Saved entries
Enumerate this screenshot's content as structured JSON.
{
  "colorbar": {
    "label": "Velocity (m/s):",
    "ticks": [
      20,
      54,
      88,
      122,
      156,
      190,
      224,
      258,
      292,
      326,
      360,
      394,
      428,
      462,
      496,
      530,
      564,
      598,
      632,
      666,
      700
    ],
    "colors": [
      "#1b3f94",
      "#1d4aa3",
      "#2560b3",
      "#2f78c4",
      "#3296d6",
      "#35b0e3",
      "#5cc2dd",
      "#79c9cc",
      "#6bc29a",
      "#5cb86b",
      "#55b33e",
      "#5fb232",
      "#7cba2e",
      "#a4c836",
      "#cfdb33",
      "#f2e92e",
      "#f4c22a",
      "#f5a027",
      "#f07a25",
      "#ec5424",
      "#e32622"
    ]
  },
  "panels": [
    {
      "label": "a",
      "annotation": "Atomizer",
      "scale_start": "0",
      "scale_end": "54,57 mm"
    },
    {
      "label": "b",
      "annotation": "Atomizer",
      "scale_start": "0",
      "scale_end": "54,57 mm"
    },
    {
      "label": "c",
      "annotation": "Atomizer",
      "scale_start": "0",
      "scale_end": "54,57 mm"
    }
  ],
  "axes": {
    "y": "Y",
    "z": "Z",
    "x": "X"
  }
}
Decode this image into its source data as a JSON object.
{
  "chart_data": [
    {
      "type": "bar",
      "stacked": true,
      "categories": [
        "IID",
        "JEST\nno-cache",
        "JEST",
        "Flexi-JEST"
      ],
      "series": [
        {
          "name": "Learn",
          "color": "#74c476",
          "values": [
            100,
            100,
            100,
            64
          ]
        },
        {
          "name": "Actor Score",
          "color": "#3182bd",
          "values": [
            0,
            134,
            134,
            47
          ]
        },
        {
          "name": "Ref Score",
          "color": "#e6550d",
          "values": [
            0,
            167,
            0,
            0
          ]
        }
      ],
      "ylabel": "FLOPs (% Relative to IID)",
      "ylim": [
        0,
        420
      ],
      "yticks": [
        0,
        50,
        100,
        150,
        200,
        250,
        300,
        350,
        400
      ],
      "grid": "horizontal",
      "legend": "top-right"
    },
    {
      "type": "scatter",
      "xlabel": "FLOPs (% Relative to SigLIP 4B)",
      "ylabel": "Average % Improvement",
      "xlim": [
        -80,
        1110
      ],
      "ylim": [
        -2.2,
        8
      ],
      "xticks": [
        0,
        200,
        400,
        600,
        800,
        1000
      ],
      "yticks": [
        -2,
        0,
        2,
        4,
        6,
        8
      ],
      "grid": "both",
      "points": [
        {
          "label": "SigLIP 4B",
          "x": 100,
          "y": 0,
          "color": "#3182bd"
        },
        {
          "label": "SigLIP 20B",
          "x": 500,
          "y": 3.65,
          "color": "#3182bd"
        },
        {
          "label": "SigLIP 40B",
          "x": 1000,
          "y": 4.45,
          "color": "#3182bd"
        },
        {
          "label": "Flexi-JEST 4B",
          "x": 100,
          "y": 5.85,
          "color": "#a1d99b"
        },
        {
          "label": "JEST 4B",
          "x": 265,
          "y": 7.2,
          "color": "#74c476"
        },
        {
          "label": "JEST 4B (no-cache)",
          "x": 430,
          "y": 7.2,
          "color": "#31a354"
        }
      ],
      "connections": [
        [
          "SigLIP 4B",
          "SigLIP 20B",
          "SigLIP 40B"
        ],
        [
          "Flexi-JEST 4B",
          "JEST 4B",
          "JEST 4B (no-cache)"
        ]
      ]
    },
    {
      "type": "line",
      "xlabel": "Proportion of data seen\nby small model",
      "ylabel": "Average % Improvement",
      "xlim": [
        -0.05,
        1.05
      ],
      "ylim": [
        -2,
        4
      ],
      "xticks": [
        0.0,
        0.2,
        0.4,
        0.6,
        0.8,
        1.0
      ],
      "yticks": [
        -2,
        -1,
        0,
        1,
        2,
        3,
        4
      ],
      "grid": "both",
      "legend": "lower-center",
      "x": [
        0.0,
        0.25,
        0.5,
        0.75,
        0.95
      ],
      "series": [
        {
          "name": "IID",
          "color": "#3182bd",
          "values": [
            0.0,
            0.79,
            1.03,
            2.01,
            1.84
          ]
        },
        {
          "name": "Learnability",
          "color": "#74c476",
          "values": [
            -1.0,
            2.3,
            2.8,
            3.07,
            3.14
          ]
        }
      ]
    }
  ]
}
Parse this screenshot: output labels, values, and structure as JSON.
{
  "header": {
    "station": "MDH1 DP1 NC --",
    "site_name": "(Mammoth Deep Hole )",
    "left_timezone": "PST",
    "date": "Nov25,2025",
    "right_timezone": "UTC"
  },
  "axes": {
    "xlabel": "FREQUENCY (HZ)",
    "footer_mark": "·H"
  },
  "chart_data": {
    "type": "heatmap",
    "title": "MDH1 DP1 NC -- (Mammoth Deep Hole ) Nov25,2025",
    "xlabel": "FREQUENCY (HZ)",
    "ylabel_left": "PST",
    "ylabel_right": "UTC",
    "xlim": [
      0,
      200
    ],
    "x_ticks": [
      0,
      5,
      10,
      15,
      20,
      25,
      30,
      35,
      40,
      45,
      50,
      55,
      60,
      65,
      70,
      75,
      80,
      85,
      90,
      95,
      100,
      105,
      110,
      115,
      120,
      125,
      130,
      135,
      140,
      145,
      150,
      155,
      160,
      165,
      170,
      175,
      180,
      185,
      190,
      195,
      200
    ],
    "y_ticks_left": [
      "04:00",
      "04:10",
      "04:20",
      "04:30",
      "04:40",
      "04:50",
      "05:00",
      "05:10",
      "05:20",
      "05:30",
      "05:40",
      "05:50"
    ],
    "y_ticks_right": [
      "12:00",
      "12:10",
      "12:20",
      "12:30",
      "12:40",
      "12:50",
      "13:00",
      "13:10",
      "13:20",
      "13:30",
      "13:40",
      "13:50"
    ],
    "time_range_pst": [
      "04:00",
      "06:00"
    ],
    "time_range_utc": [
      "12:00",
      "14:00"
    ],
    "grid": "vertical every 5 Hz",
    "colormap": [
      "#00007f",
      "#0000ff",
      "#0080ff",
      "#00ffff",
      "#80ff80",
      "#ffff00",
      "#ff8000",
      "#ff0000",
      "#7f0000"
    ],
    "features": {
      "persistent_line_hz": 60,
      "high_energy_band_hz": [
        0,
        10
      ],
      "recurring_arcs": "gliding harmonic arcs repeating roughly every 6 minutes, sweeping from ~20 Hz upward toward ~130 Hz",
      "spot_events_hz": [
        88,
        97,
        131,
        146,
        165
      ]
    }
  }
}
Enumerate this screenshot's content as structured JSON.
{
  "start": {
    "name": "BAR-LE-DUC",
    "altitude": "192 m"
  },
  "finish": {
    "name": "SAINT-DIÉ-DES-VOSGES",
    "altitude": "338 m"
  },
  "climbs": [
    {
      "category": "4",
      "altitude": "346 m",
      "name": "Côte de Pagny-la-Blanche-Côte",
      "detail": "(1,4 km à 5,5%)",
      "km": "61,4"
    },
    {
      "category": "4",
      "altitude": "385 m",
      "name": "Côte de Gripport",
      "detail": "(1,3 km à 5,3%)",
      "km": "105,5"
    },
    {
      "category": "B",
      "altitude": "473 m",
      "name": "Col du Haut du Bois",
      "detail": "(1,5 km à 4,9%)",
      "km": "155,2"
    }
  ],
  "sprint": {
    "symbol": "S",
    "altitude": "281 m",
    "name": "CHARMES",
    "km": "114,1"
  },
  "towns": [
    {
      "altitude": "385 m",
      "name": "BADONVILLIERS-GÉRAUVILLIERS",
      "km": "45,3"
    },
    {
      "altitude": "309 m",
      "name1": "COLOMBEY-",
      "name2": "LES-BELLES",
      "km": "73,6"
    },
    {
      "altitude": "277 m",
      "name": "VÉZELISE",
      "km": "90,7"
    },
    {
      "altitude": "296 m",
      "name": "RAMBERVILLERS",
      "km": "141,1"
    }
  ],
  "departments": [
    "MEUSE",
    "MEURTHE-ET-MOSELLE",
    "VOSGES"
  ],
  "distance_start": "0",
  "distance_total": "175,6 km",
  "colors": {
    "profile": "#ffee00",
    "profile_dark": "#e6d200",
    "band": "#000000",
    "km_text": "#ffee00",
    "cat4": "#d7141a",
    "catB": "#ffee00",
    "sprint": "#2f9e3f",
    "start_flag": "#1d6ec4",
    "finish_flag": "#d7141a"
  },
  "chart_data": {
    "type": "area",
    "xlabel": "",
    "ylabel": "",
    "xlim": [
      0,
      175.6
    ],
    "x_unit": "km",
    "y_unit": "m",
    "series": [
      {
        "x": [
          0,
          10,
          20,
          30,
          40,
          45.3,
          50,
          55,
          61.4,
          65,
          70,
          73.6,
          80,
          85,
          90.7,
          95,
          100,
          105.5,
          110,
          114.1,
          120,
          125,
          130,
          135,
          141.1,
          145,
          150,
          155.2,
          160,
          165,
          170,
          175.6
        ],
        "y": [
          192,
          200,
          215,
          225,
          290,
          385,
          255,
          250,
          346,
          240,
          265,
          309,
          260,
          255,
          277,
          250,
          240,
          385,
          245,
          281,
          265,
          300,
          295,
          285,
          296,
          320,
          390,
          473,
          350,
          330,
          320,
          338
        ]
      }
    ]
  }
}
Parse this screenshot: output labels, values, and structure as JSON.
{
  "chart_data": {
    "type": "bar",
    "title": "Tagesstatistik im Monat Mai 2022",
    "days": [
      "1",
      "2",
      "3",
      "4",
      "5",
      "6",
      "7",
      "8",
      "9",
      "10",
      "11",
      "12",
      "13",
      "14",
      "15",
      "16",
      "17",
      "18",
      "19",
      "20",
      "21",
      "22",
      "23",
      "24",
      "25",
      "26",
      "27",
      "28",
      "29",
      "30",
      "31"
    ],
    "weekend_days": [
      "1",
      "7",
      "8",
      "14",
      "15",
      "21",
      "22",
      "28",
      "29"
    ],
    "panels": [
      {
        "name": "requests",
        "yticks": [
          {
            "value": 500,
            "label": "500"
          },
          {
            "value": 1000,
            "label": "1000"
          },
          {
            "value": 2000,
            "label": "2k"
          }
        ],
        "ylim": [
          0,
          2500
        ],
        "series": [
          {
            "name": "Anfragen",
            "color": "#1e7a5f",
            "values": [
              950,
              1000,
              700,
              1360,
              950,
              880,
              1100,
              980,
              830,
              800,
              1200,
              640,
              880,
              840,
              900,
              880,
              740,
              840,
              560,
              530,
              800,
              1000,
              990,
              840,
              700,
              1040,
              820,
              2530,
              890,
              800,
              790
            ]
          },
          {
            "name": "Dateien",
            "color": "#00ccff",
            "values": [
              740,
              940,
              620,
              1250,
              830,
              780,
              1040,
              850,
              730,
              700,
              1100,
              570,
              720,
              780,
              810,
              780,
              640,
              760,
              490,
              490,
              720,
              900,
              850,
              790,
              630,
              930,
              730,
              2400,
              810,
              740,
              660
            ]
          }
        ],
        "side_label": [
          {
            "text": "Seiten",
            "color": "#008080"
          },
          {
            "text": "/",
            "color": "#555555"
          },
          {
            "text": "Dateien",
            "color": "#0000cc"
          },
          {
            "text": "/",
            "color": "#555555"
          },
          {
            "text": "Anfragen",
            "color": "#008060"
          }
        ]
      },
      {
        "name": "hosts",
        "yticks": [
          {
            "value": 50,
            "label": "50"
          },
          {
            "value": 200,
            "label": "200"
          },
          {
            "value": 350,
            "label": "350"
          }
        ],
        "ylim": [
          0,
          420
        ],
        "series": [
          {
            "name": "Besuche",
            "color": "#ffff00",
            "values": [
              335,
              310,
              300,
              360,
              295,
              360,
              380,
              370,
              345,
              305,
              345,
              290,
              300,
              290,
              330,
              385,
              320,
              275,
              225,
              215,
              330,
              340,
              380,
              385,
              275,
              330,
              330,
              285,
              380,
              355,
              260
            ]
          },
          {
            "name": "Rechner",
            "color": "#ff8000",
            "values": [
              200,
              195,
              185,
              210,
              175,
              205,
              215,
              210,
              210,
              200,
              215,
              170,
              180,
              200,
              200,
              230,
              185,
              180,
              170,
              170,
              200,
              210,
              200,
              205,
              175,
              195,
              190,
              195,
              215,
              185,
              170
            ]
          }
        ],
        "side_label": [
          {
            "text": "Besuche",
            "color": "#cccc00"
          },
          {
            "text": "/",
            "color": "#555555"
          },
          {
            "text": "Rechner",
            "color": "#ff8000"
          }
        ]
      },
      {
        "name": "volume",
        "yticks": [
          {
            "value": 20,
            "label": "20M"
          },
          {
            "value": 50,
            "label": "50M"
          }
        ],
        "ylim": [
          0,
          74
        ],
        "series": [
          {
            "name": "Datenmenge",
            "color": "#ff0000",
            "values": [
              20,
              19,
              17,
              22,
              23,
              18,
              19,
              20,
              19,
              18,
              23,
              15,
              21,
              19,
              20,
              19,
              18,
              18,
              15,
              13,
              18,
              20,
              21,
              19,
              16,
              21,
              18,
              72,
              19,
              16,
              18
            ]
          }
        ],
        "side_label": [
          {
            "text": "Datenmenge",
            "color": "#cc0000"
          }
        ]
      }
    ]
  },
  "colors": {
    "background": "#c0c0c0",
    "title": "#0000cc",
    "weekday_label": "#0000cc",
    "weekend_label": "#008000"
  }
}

◆ **GOAL**:
Copy out each line in the listing that has the word "Relative".

◆ **TASK OUTPUT**:
      "ylabel": "FLOPs (% Relative to IID)",
      "xlabel": "FLOPs (% Relative to SigLIP 4B)",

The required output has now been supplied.